━━ Extracted records ━━

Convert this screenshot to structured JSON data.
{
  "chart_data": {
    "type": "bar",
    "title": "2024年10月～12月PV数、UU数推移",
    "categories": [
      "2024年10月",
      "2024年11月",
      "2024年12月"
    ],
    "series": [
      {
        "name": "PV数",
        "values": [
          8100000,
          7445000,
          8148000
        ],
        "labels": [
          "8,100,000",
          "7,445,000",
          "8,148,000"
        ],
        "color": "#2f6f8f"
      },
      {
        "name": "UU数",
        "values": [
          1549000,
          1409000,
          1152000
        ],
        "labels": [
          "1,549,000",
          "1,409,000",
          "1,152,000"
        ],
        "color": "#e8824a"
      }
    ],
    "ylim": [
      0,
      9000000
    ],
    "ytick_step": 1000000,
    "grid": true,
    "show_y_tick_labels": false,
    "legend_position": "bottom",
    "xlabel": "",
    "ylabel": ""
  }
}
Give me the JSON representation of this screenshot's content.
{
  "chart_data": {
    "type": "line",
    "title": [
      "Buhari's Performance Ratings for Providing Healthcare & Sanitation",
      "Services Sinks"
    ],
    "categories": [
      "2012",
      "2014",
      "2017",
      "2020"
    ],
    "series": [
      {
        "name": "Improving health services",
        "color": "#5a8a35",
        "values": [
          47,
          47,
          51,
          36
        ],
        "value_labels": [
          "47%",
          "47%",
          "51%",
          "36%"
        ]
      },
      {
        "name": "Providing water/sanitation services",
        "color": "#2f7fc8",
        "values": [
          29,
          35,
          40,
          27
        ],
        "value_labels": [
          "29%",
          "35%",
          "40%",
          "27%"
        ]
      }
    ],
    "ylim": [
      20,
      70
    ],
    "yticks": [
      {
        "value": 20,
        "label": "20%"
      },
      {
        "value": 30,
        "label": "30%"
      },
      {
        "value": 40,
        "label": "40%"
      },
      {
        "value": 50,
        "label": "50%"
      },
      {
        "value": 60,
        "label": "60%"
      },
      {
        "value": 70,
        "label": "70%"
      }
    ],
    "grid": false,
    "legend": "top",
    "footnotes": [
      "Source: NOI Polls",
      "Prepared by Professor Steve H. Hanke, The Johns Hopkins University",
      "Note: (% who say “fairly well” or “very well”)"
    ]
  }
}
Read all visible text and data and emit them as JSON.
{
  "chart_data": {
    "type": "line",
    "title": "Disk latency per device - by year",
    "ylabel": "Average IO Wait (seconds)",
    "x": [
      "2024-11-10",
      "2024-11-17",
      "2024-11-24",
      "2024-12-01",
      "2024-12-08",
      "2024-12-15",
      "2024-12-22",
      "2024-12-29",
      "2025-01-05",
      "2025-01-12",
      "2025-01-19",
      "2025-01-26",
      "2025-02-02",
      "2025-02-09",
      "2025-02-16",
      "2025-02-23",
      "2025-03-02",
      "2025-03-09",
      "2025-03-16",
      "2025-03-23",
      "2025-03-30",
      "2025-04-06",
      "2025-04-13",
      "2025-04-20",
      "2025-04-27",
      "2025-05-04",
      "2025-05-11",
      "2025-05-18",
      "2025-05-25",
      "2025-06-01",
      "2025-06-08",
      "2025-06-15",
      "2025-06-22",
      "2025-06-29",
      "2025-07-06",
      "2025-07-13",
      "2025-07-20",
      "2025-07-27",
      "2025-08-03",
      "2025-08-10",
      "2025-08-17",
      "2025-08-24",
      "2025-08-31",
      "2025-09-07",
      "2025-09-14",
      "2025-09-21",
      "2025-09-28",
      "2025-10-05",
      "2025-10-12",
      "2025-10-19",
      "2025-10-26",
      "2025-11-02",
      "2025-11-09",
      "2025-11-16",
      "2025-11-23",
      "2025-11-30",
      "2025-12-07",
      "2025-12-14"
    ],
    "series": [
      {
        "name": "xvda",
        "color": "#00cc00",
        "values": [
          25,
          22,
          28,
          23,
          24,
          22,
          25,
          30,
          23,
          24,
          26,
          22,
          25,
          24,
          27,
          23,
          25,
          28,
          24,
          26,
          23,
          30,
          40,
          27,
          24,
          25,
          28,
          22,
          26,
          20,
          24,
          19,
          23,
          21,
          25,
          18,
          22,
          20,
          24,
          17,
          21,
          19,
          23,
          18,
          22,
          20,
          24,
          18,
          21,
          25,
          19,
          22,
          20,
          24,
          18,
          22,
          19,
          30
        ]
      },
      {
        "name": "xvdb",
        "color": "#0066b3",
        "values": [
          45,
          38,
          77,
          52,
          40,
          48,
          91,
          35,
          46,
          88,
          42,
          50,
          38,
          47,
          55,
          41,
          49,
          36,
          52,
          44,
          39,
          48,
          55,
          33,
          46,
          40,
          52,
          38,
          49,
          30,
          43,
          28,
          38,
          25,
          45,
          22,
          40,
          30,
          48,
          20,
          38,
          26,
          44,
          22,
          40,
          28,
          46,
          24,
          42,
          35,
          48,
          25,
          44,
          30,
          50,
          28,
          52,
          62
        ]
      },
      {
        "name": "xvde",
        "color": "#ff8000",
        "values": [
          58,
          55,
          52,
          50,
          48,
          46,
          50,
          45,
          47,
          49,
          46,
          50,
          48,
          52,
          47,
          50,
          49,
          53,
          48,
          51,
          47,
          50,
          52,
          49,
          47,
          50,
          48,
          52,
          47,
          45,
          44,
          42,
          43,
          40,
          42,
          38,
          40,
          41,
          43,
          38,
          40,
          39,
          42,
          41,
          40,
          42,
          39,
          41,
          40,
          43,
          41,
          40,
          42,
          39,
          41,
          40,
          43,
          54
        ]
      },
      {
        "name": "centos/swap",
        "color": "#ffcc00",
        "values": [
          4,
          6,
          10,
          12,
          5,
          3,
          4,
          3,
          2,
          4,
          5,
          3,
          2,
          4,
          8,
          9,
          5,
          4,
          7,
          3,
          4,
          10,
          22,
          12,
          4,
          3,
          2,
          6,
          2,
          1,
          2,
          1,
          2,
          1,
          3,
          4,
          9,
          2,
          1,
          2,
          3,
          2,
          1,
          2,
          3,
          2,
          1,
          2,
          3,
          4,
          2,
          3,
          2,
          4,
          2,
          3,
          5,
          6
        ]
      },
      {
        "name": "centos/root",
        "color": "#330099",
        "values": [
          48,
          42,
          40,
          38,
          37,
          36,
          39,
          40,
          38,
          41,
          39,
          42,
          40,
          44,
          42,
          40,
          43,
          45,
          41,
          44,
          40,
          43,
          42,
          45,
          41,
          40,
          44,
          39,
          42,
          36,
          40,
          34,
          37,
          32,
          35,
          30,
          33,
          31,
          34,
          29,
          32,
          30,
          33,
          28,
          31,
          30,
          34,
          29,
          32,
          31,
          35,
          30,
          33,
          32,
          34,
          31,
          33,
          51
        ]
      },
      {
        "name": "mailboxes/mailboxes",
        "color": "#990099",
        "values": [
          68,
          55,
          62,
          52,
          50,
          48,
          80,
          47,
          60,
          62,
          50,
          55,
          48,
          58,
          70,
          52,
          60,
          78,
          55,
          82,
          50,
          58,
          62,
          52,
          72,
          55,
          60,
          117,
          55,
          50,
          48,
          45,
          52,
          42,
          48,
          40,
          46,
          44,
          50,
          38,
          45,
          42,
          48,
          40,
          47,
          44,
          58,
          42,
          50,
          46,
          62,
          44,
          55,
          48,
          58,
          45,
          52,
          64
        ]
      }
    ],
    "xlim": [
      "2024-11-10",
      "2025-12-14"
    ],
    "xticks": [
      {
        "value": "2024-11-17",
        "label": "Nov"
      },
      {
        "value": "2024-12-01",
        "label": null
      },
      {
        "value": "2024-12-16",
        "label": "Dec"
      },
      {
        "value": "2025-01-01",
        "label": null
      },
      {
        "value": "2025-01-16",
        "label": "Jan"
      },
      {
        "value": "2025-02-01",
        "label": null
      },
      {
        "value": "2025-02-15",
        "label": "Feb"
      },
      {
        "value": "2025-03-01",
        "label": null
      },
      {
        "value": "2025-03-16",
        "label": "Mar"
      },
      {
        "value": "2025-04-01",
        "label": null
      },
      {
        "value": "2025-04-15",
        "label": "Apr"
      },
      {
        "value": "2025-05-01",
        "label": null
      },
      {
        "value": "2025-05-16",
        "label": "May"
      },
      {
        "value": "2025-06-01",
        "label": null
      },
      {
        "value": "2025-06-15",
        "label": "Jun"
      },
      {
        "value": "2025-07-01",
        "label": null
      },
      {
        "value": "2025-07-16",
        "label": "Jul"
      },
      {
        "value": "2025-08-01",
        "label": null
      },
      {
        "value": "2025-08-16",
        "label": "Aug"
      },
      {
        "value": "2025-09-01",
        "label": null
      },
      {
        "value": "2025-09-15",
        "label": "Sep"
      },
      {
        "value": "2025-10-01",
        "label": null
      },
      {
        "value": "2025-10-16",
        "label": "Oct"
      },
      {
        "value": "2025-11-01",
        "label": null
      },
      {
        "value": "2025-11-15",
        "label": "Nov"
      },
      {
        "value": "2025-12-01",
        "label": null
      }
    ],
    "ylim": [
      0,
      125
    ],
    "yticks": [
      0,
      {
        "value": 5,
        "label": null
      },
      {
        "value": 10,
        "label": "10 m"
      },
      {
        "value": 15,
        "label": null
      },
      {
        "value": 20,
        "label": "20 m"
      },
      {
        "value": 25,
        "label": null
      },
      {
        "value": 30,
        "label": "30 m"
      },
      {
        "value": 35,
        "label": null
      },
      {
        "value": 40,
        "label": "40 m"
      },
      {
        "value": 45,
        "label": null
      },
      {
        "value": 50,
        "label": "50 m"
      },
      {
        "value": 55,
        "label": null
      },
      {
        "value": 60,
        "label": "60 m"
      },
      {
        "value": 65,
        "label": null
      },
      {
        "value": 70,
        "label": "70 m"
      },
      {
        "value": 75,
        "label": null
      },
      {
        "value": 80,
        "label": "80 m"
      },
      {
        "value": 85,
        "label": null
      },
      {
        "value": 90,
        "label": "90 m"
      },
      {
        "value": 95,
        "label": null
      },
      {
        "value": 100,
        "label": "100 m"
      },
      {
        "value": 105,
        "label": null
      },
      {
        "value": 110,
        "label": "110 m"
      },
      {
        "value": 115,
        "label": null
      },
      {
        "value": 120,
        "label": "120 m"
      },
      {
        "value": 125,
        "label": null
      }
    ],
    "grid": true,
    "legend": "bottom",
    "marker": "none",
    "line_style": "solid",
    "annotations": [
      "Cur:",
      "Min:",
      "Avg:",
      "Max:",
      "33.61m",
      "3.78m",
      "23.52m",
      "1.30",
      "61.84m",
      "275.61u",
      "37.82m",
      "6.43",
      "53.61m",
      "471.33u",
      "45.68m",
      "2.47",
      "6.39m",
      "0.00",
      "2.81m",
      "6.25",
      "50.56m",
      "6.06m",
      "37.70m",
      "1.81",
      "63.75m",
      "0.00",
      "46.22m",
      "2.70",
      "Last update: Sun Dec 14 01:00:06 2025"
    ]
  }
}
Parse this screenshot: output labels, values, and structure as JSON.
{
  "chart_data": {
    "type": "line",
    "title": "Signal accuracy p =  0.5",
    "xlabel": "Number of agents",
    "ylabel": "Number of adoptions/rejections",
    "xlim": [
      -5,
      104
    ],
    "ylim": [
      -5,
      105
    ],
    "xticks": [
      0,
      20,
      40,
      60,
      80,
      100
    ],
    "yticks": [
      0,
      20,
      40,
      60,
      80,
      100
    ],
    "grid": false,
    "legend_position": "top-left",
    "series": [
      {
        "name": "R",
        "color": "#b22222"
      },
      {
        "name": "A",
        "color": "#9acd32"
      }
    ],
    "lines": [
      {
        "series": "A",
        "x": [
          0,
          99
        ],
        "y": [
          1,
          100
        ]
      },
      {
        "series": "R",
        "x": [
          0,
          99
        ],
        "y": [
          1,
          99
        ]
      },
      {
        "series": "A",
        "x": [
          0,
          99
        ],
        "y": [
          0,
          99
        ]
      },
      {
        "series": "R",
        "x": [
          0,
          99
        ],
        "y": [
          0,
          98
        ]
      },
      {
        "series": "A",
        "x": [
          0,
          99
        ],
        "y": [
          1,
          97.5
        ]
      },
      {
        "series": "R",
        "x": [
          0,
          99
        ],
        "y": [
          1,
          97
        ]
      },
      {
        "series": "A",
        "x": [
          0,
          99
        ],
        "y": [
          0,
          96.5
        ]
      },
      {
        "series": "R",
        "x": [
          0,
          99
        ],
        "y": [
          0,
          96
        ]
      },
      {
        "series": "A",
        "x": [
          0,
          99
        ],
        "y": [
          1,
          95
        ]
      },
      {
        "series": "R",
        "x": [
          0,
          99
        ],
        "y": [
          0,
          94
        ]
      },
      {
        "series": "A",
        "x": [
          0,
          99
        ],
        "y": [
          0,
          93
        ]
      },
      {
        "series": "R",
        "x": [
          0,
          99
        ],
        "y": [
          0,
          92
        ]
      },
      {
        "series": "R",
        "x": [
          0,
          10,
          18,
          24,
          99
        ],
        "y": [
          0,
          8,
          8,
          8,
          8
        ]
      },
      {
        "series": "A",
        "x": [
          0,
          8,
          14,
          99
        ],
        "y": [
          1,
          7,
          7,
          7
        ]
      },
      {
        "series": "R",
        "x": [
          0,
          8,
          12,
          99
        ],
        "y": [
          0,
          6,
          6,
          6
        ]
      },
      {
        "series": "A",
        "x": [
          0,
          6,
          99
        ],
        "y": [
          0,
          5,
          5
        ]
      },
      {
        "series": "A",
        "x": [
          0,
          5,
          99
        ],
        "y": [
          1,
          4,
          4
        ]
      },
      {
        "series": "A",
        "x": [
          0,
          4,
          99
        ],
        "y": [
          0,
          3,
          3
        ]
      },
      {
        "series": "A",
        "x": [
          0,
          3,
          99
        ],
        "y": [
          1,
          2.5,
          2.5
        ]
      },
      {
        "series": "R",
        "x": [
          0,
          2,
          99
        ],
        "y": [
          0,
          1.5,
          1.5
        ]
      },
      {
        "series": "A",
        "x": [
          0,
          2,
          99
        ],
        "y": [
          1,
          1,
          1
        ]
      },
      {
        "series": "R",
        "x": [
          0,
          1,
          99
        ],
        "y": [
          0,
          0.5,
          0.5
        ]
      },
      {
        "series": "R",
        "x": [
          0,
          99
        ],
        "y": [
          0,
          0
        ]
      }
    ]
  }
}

━━━

→ **The exercise**: Among the lines of the data, identify those with the word "name". Copy each of them.

→ **Solved exercise**:
        "name": "PV数",
        "name": "UU数",
        "name": "Improving health services",
        "name": "Providing water/sanitation services",
        "name": "xvda",
        "name": "xvdb",
        "name": "xvde",
        "name": "centos/swap",
        "name": "centos/root",
        "name": "mailboxes/mailboxes",
        "name": "R",
        "name": "A",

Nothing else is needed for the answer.